● DIRECTIONS: The records below must be copied in full; omit the images.

● RECORDS SUPPLIED:
◇ ◇ ◇
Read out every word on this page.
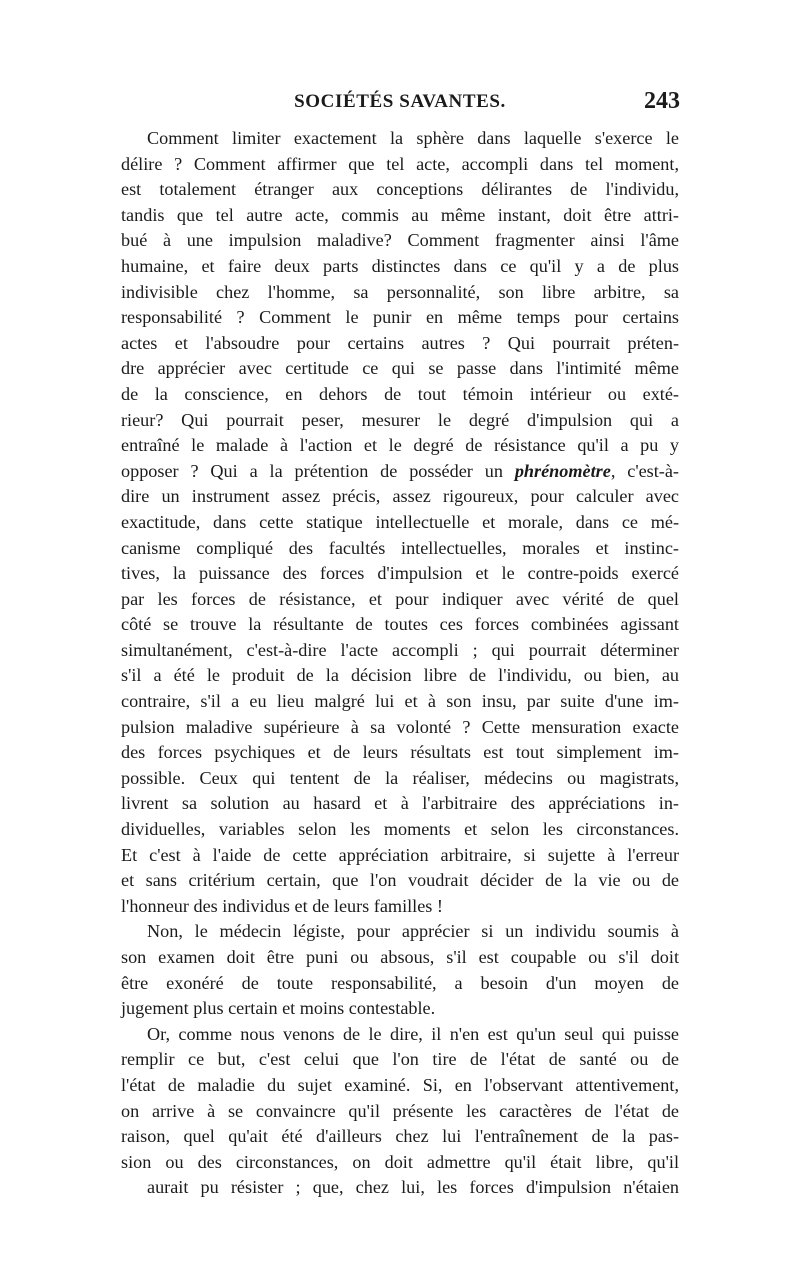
SOCIÉTÉS SAVANTES.	243
Comment limiter exactement la sphère dans laquelle s'exerce le
délire ? Comment affirmer que tel acte, accompli dans tel moment,
est totalement étranger aux conceptions délirantes de l'individu,
tandis que tel autre acte, commis au même instant, doit être attri-
bué à une impulsion maladive? Comment fragmenter ainsi l'âme
humaine, et faire deux parts distinctes dans ce qu'il y a de plus
indivisible chez l'homme, sa personnalité, son libre arbitre, sa
responsabilité ? Comment le punir en même temps pour certains
actes et l'absoudre pour certains autres ? Qui pourrait préten-
dre apprécier avec certitude ce qui se passe dans l'intimité même
de la conscience, en dehors de tout témoin intérieur ou exté-
rieur? Qui pourrait peser, mesurer le degré d'impulsion qui a
entraîné le malade à l'action et le degré de résistance qu'il a pu y
opposer ? Qui a la prétention de posséder un phrénomètre, c'est-à-
dire un instrument assez précis, assez rigoureux, pour calculer avec
exactitude, dans cette statique intellectuelle et morale, dans ce mé-
canisme compliqué des facultés intellectuelles, morales et instinc-
tives, la puissance des forces d'impulsion et le contre-poids exercé
par les forces de résistance, et pour indiquer avec vérité de quel
côté se trouve la résultante de toutes ces forces combinées agissant
simultanément, c'est-à-dire l'acte accompli ; qui pourrait déterminer
s'il a été le produit de la décision libre de l'individu, ou bien, au
contraire, s'il a eu lieu malgré lui et à son insu, par suite d'une im-
pulsion maladive supérieure à sa volonté ? Cette mensuration exacte
des forces psychiques et de leurs résultats est tout simplement im-
possible. Ceux qui tentent de la réaliser, médecins ou magistrats,
livrent sa solution au hasard et à l'arbitraire des appréciations in-
dividuelles, variables selon les moments et selon les circonstances.
Et c'est à l'aide de cette appréciation arbitraire, si sujette à l'erreur
et sans critérium certain, que l'on voudrait décider de la vie ou de
l'honneur des individus et de leurs familles !
Non, le médecin légiste, pour apprécier si un individu soumis à
son examen doit être puni ou absous, s'il est coupable ou s'il doit
être exonéré de toute responsabilité, a besoin d'un moyen de
jugement plus certain et moins contestable.
Or, comme nous venons de le dire, il n'en est qu'un seul qui puisse
remplir ce but, c'est celui que l'on tire de l'état de santé ou de
l'état de maladie du sujet examiné. Si, en l'observant attentivement,
on arrive à se convaincre qu'il présente les caractères de l'état de
raison, quel qu'ait été d'ailleurs chez lui l'entraînement de la pas-
sion ou des circonstances, on doit admettre qu'il était libre, qu'il
aurait pu résister ; que, chez lui, les forces d'impulsion n'étaien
◇ ◇ ◇
● EXERCISE SOLUTION:
Read out every word on this page.
SOCIÉTÉS SAVANTES.	243
Comment limiter exactement la sphère dans laquelle s'exerce le
délire ? Comment affirmer que tel acte, accompli dans tel moment,
est totalement étranger aux conceptions délirantes de l'individu,
tandis que tel autre acte, commis au même instant, doit être attri-
bué à une impulsion maladive? Comment fragmenter ainsi l'âme
humaine, et faire deux parts distinctes dans ce qu'il y a de plus
indivisible chez l'homme, sa personnalité, son libre arbitre, sa
responsabilité ? Comment le punir en même temps pour certains
actes et l'absoudre pour certains autres ? Qui pourrait préten-
dre apprécier avec certitude ce qui se passe dans l'intimité même
de la conscience, en dehors de tout témoin intérieur ou exté-
rieur? Qui pourrait peser, mesurer le degré d'impulsion qui a
entraîné le malade à l'action et le degré de résistance qu'il a pu y
opposer ? Qui a la prétention de posséder un phrénomètre, c'est-à-
dire un instrument assez précis, assez rigoureux, pour calculer avec
exactitude, dans cette statique intellectuelle et morale, dans ce mé-
canisme compliqué des facultés intellectuelles, morales et instinc-
tives, la puissance des forces d'impulsion et le contre-poids exercé
par les forces de résistance, et pour indiquer avec vérité de quel
côté se trouve la résultante de toutes ces forces combinées agissant
simultanément, c'est-à-dire l'acte accompli ; qui pourrait déterminer
s'il a été le produit de la décision libre de l'individu, ou bien, au
contraire, s'il a eu lieu malgré lui et à son insu, par suite d'une im-
pulsion maladive supérieure à sa volonté ? Cette mensuration exacte
des forces psychiques et de leurs résultats est tout simplement im-
possible. Ceux qui tentent de la réaliser, médecins ou magistrats,
livrent sa solution au hasard et à l'arbitraire des appréciations in-
dividuelles, variables selon les moments et selon les circonstances.
Et c'est à l'aide de cette appréciation arbitraire, si sujette à l'erreur
et sans critérium certain, que l'on voudrait décider de la vie ou de
l'honneur des individus et de leurs familles !
Non, le médecin légiste, pour apprécier si un individu soumis à
son examen doit être puni ou absous, s'il est coupable ou s'il doit
être exonéré de toute responsabilité, a besoin d'un moyen de
jugement plus certain et moins contestable.
Or, comme nous venons de le dire, il n'en est qu'un seul qui puisse
remplir ce but, c'est celui que l'on tire de l'état de santé ou de
l'état de maladie du sujet examiné. Si, en l'observant attentivement,
on arrive à se convaincre qu'il présente les caractères de l'état de
raison, quel qu'ait été d'ailleurs chez lui l'entraînement de la pas-
sion ou des circonstances, on doit admettre qu'il était libre, qu'il
aurait pu résister ; que, chez lui, les forces d'impulsion n'étaien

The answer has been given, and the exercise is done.